=== Requirement ===
Reproduce the listing exactly, with no pictures in your copy.

[Saved entries]
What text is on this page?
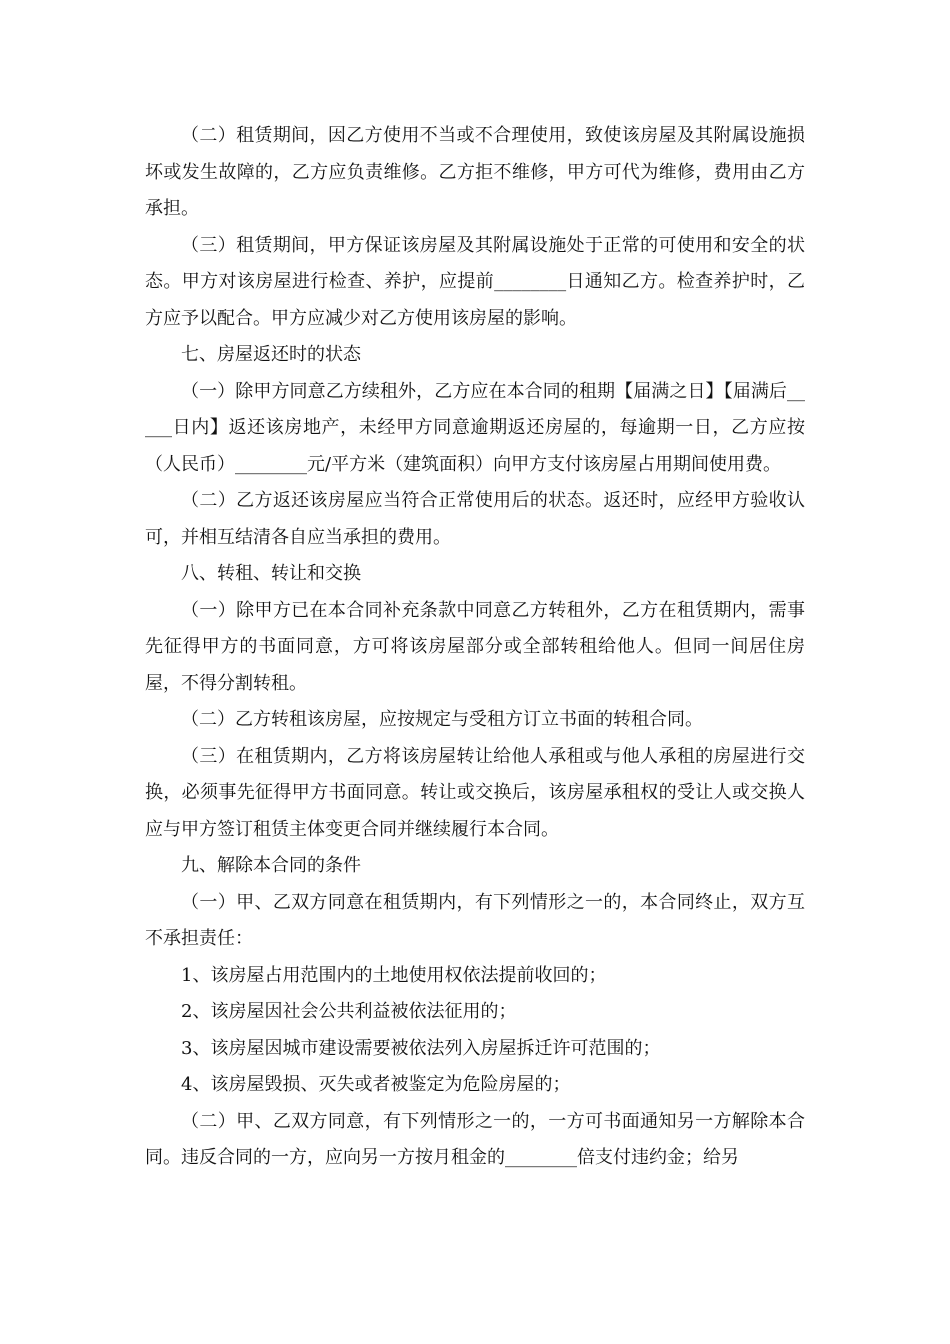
（二）租赁期间，因乙方使用不当或不合理使用，致使该房屋及其附属设施损坏或发生故障的，乙方应负责维修。乙方拒不维修，甲方可代为维修，费用由乙方承担。

（三）租赁期间，甲方保证该房屋及其附属设施处于正常的可使用和安全的状态。甲方对该房屋进行检查、养护，应提前________日通知乙方。检查养护时，乙方应予以配合。甲方应减少对乙方使用该房屋的影响。

七、房屋返还时的状态

（一）除甲方同意乙方续租外，乙方应在本合同的租期【届满之日】【届满后_____日内】返还该房地产，未经甲方同意逾期返还房屋的，每逾期一日，乙方应按（人民币）________元/平方米（建筑面积）向甲方支付该房屋占用期间使用费。

（二）乙方返还该房屋应当符合正常使用后的状态。返还时，应经甲方验收认可，并相互结清各自应当承担的费用。

八、转租、转让和交换

（一）除甲方已在本合同补充条款中同意乙方转租外，乙方在租赁期内，需事先征得甲方的书面同意，方可将该房屋部分或全部转租给他人。但同一间居住房屋，不得分割转租。

（二）乙方转租该房屋，应按规定与受租方订立书面的转租合同。

（三）在租赁期内，乙方将该房屋转让给他人承租或与他人承租的房屋进行交换，必须事先征得甲方书面同意。转让或交换后，该房屋承租权的受让人或交换人应与甲方签订租赁主体变更合同并继续履行本合同。

九、解除本合同的条件

（一）甲、乙双方同意在租赁期内，有下列情形之一的，本合同终止，双方互不承担责任：

1、该房屋占用范围内的土地使用权依法提前收回的；

2、该房屋因社会公共利益被依法征用的；

3、该房屋因城市建设需要被依法列入房屋拆迁许可范围的；

4、该房屋毁损、灭失或者被鉴定为危险房屋的；

（二）甲、乙双方同意，有下列情形之一的，一方可书面通知另一方解除本合同。违反合同的一方，应向另一方按月租金的________倍支付违约金；给另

=== Full solution ===
What text is on this page?
（二）租赁期间，因乙方使用不当或不合理使用，致使该房屋及其附属设施损坏或发生故障的，乙方应负责维修。乙方拒不维修，甲方可代为维修，费用由乙方承担。

（三）租赁期间，甲方保证该房屋及其附属设施处于正常的可使用和安全的状态。甲方对该房屋进行检查、养护，应提前________日通知乙方。检查养护时，乙方应予以配合。甲方应减少对乙方使用该房屋的影响。

七、房屋返还时的状态

（一）除甲方同意乙方续租外，乙方应在本合同的租期【届满之日】【届满后_____日内】返还该房地产，未经甲方同意逾期返还房屋的，每逾期一日，乙方应按（人民币）________元/平方米（建筑面积）向甲方支付该房屋占用期间使用费。

（二）乙方返还该房屋应当符合正常使用后的状态。返还时，应经甲方验收认可，并相互结清各自应当承担的费用。

八、转租、转让和交换

（一）除甲方已在本合同补充条款中同意乙方转租外，乙方在租赁期内，需事先征得甲方的书面同意，方可将该房屋部分或全部转租给他人。但同一间居住房屋，不得分割转租。

（二）乙方转租该房屋，应按规定与受租方订立书面的转租合同。

（三）在租赁期内，乙方将该房屋转让给他人承租或与他人承租的房屋进行交换，必须事先征得甲方书面同意。转让或交换后，该房屋承租权的受让人或交换人应与甲方签订租赁主体变更合同并继续履行本合同。

九、解除本合同的条件

（一）甲、乙双方同意在租赁期内，有下列情形之一的，本合同终止，双方互不承担责任：

1、该房屋占用范围内的土地使用权依法提前收回的；

2、该房屋因社会公共利益被依法征用的；

3、该房屋因城市建设需要被依法列入房屋拆迁许可范围的；

4、该房屋毁损、灭失或者被鉴定为危险房屋的；

（二）甲、乙双方同意，有下列情形之一的，一方可书面通知另一方解除本合同。违反合同的一方，应向另一方按月租金的________倍支付违约金；给另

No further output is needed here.